Return each line of the records with nothing changed, pictures excepted.

» AVAILABLE RECORDS
--- begin ---
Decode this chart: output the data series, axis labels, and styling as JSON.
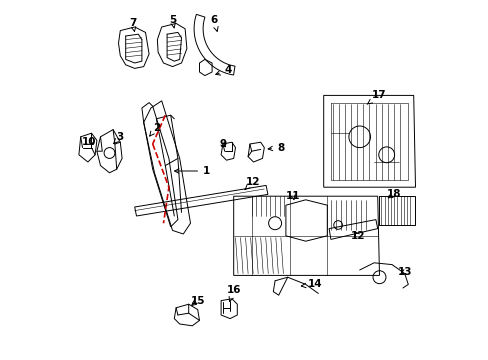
{
  "bg_color": "#ffffff",
  "line_color": "#000000",
  "red_dashed_color": "#cc0000",
  "label_fontsize": 7.5
}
--- end ---
» THE ANSWER
Decode this chart: output the data series, axis labels, and styling as JSON.
{
  "bg_color": "#ffffff",
  "line_color": "#000000",
  "red_dashed_color": "#cc0000",
  "label_fontsize": 7.5
}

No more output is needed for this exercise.